[Records about charts and figures]
════════════════════
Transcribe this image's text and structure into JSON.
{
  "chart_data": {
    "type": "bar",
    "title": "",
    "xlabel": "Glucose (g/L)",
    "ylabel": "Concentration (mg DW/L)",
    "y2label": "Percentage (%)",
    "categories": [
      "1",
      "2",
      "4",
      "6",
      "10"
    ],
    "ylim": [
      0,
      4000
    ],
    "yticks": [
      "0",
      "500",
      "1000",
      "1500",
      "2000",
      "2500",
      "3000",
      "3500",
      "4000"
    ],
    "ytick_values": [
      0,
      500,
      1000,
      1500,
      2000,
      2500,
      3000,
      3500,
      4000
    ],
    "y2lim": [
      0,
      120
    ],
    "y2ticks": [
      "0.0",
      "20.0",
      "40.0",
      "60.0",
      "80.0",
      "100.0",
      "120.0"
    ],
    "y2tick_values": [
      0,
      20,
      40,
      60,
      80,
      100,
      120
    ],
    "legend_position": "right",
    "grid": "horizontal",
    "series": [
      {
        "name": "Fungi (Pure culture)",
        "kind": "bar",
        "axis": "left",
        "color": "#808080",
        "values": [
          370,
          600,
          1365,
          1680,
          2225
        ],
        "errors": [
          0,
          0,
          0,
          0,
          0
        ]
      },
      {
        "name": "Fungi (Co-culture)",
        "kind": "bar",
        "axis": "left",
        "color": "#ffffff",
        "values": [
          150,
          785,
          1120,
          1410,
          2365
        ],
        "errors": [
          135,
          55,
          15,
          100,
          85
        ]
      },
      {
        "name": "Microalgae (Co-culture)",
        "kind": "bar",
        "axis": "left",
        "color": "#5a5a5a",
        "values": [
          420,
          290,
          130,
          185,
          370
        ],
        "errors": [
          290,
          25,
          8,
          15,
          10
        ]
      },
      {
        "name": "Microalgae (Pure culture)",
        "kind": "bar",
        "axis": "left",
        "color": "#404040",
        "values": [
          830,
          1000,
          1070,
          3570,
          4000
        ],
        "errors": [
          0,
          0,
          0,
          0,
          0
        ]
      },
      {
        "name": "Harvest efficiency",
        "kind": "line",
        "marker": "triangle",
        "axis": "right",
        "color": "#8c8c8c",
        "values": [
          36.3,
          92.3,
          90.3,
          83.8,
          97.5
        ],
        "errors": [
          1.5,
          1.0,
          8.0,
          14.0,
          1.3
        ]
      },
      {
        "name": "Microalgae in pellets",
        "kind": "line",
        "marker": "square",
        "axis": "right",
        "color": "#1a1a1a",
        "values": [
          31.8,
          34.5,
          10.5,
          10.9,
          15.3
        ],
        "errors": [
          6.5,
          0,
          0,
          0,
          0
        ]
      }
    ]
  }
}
════════════════════
#### [Exercise goal]
Repeat each of the entries above precisely as given.

#### [Solution to this exercise]
Transcribe this image's text and structure into JSON.
{
  "chart_data": {
    "type": "bar",
    "title": "",
    "xlabel": "Glucose (g/L)",
    "ylabel": "Concentration (mg DW/L)",
    "y2label": "Percentage (%)",
    "categories": [
      "1",
      "2",
      "4",
      "6",
      "10"
    ],
    "ylim": [
      0,
      4000
    ],
    "yticks": [
      "0",
      "500",
      "1000",
      "1500",
      "2000",
      "2500",
      "3000",
      "3500",
      "4000"
    ],
    "ytick_values": [
      0,
      500,
      1000,
      1500,
      2000,
      2500,
      3000,
      3500,
      4000
    ],
    "y2lim": [
      0,
      120
    ],
    "y2ticks": [
      "0.0",
      "20.0",
      "40.0",
      "60.0",
      "80.0",
      "100.0",
      "120.0"
    ],
    "y2tick_values": [
      0,
      20,
      40,
      60,
      80,
      100,
      120
    ],
    "legend_position": "right",
    "grid": "horizontal",
    "series": [
      {
        "name": "Fungi (Pure culture)",
        "kind": "bar",
        "axis": "left",
        "color": "#808080",
        "values": [
          370,
          600,
          1365,
          1680,
          2225
        ],
        "errors": [
          0,
          0,
          0,
          0,
          0
        ]
      },
      {
        "name": "Fungi (Co-culture)",
        "kind": "bar",
        "axis": "left",
        "color": "#ffffff",
        "values": [
          150,
          785,
          1120,
          1410,
          2365
        ],
        "errors": [
          135,
          55,
          15,
          100,
          85
        ]
      },
      {
        "name": "Microalgae (Co-culture)",
        "kind": "bar",
        "axis": "left",
        "color": "#5a5a5a",
        "values": [
          420,
          290,
          130,
          185,
          370
        ],
        "errors": [
          290,
          25,
          8,
          15,
          10
        ]
      },
      {
        "name": "Microalgae (Pure culture)",
        "kind": "bar",
        "axis": "left",
        "color": "#404040",
        "values": [
          830,
          1000,
          1070,
          3570,
          4000
        ],
        "errors": [
          0,
          0,
          0,
          0,
          0
        ]
      },
      {
        "name": "Harvest efficiency",
        "kind": "line",
        "marker": "triangle",
        "axis": "right",
        "color": "#8c8c8c",
        "values": [
          36.3,
          92.3,
          90.3,
          83.8,
          97.5
        ],
        "errors": [
          1.5,
          1.0,
          8.0,
          14.0,
          1.3
        ]
      },
      {
        "name": "Microalgae in pellets",
        "kind": "line",
        "marker": "square",
        "axis": "right",
        "color": "#1a1a1a",
        "values": [
          31.8,
          34.5,
          10.5,
          10.9,
          15.3
        ],
        "errors": [
          6.5,
          0,
          0,
          0,
          0
        ]
      }
    ]
  }
}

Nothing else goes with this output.